---- Provided entries

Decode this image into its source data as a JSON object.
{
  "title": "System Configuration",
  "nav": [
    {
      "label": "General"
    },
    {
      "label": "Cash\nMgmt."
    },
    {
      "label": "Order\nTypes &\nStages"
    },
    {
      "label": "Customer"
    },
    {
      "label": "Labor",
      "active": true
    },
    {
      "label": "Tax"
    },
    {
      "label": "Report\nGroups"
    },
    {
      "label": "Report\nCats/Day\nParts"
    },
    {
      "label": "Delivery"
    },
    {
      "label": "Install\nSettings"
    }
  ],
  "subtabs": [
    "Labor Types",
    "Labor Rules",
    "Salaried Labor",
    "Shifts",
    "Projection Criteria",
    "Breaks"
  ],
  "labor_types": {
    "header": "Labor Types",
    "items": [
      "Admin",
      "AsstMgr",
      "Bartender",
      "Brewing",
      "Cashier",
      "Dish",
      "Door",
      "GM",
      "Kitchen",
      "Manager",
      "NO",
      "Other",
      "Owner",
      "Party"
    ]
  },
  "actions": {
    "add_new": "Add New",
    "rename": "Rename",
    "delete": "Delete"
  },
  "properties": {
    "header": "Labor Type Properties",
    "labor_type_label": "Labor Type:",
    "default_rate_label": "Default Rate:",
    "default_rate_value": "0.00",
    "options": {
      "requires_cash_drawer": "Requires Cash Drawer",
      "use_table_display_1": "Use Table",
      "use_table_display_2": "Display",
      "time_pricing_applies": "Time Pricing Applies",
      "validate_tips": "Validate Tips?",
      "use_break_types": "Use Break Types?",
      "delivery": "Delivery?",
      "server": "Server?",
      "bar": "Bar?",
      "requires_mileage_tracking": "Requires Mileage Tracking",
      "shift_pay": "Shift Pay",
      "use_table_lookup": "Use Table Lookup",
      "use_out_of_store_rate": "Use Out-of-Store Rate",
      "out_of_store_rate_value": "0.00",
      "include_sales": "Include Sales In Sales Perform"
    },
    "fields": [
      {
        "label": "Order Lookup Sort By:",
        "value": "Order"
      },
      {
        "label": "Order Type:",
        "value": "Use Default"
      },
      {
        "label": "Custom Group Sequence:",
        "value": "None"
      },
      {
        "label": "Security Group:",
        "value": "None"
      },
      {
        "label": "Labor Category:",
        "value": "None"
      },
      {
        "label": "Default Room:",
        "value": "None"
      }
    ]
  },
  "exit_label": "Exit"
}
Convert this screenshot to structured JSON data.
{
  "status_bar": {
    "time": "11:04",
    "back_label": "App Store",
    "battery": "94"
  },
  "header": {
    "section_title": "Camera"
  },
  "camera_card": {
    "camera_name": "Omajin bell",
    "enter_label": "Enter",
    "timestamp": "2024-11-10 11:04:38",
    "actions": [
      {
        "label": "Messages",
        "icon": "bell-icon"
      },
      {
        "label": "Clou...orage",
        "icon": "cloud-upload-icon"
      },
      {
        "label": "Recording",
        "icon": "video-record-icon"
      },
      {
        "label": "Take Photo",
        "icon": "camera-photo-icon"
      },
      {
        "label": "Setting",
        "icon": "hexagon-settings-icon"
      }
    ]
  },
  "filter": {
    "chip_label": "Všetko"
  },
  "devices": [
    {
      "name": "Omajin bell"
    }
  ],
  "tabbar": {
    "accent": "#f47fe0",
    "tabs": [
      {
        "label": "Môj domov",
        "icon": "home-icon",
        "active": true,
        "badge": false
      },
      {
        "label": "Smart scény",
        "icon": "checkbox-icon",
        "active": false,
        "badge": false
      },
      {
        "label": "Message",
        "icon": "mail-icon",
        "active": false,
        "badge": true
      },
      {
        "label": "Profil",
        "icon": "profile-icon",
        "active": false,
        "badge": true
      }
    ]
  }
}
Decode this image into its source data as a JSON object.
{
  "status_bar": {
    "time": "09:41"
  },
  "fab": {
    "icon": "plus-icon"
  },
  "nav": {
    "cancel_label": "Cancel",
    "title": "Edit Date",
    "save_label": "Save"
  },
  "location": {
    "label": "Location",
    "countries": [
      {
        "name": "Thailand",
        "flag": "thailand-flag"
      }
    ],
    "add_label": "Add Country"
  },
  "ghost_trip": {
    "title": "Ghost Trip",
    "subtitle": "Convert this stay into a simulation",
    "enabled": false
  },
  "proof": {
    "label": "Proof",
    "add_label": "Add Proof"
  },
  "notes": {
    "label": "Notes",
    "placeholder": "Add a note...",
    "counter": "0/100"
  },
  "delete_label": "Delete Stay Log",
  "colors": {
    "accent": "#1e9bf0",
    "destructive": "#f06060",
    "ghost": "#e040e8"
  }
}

--------

Exercise task :: Retype the data in full and match it exactly.

Solution to the exercise ::
Decode this image into its source data as a JSON object.
{
  "title": "System Configuration",
  "nav": [
    {
      "label": "General"
    },
    {
      "label": "Cash\nMgmt."
    },
    {
      "label": "Order\nTypes &\nStages"
    },
    {
      "label": "Customer"
    },
    {
      "label": "Labor",
      "active": true
    },
    {
      "label": "Tax"
    },
    {
      "label": "Report\nGroups"
    },
    {
      "label": "Report\nCats/Day\nParts"
    },
    {
      "label": "Delivery"
    },
    {
      "label": "Install\nSettings"
    }
  ],
  "subtabs": [
    "Labor Types",
    "Labor Rules",
    "Salaried Labor",
    "Shifts",
    "Projection Criteria",
    "Breaks"
  ],
  "labor_types": {
    "header": "Labor Types",
    "items": [
      "Admin",
      "AsstMgr",
      "Bartender",
      "Brewing",
      "Cashier",
      "Dish",
      "Door",
      "GM",
      "Kitchen",
      "Manager",
      "NO",
      "Other",
      "Owner",
      "Party"
    ]
  },
  "actions": {
    "add_new": "Add New",
    "rename": "Rename",
    "delete": "Delete"
  },
  "properties": {
    "header": "Labor Type Properties",
    "labor_type_label": "Labor Type:",
    "default_rate_label": "Default Rate:",
    "default_rate_value": "0.00",
    "options": {
      "requires_cash_drawer": "Requires Cash Drawer",
      "use_table_display_1": "Use Table",
      "use_table_display_2": "Display",
      "time_pricing_applies": "Time Pricing Applies",
      "validate_tips": "Validate Tips?",
      "use_break_types": "Use Break Types?",
      "delivery": "Delivery?",
      "server": "Server?",
      "bar": "Bar?",
      "requires_mileage_tracking": "Requires Mileage Tracking",
      "shift_pay": "Shift Pay",
      "use_table_lookup": "Use Table Lookup",
      "use_out_of_store_rate": "Use Out-of-Store Rate",
      "out_of_store_rate_value": "0.00",
      "include_sales": "Include Sales In Sales Perform"
    },
    "fields": [
      {
        "label": "Order Lookup Sort By:",
        "value": "Order"
      },
      {
        "label": "Order Type:",
        "value": "Use Default"
      },
      {
        "label": "Custom Group Sequence:",
        "value": "None"
      },
      {
        "label": "Security Group:",
        "value": "None"
      },
      {
        "label": "Labor Category:",
        "value": "None"
      },
      {
        "label": "Default Room:",
        "value": "None"
      }
    ]
  },
  "exit_label": "Exit"
}
Convert this screenshot to structured JSON data.
{
  "status_bar": {
    "time": "11:04",
    "back_label": "App Store",
    "battery": "94"
  },
  "header": {
    "section_title": "Camera"
  },
  "camera_card": {
    "camera_name": "Omajin bell",
    "enter_label": "Enter",
    "timestamp": "2024-11-10 11:04:38",
    "actions": [
      {
        "label": "Messages",
        "icon": "bell-icon"
      },
      {
        "label": "Clou...orage",
        "icon": "cloud-upload-icon"
      },
      {
        "label": "Recording",
        "icon": "video-record-icon"
      },
      {
        "label": "Take Photo",
        "icon": "camera-photo-icon"
      },
      {
        "label": "Setting",
        "icon": "hexagon-settings-icon"
      }
    ]
  },
  "filter": {
    "chip_label": "Všetko"
  },
  "devices": [
    {
      "name": "Omajin bell"
    }
  ],
  "tabbar": {
    "accent": "#f47fe0",
    "tabs": [
      {
        "label": "Môj domov",
        "icon": "home-icon",
        "active": true,
        "badge": false
      },
      {
        "label": "Smart scény",
        "icon": "checkbox-icon",
        "active": false,
        "badge": false
      },
      {
        "label": "Message",
        "icon": "mail-icon",
        "active": false,
        "badge": true
      },
      {
        "label": "Profil",
        "icon": "profile-icon",
        "active": false,
        "badge": true
      }
    ]
  }
}
Decode this image into its source data as a JSON object.
{
  "status_bar": {
    "time": "09:41"
  },
  "fab": {
    "icon": "plus-icon"
  },
  "nav": {
    "cancel_label": "Cancel",
    "title": "Edit Date",
    "save_label": "Save"
  },
  "location": {
    "label": "Location",
    "countries": [
      {
        "name": "Thailand",
        "flag": "thailand-flag"
      }
    ],
    "add_label": "Add Country"
  },
  "ghost_trip": {
    "title": "Ghost Trip",
    "subtitle": "Convert this stay into a simulation",
    "enabled": false
  },
  "proof": {
    "label": "Proof",
    "add_label": "Add Proof"
  },
  "notes": {
    "label": "Notes",
    "placeholder": "Add a note...",
    "counter": "0/100"
  },
  "delete_label": "Delete Stay Log",
  "colors": {
    "accent": "#1e9bf0",
    "destructive": "#f06060",
    "ghost": "#e040e8"
  }
}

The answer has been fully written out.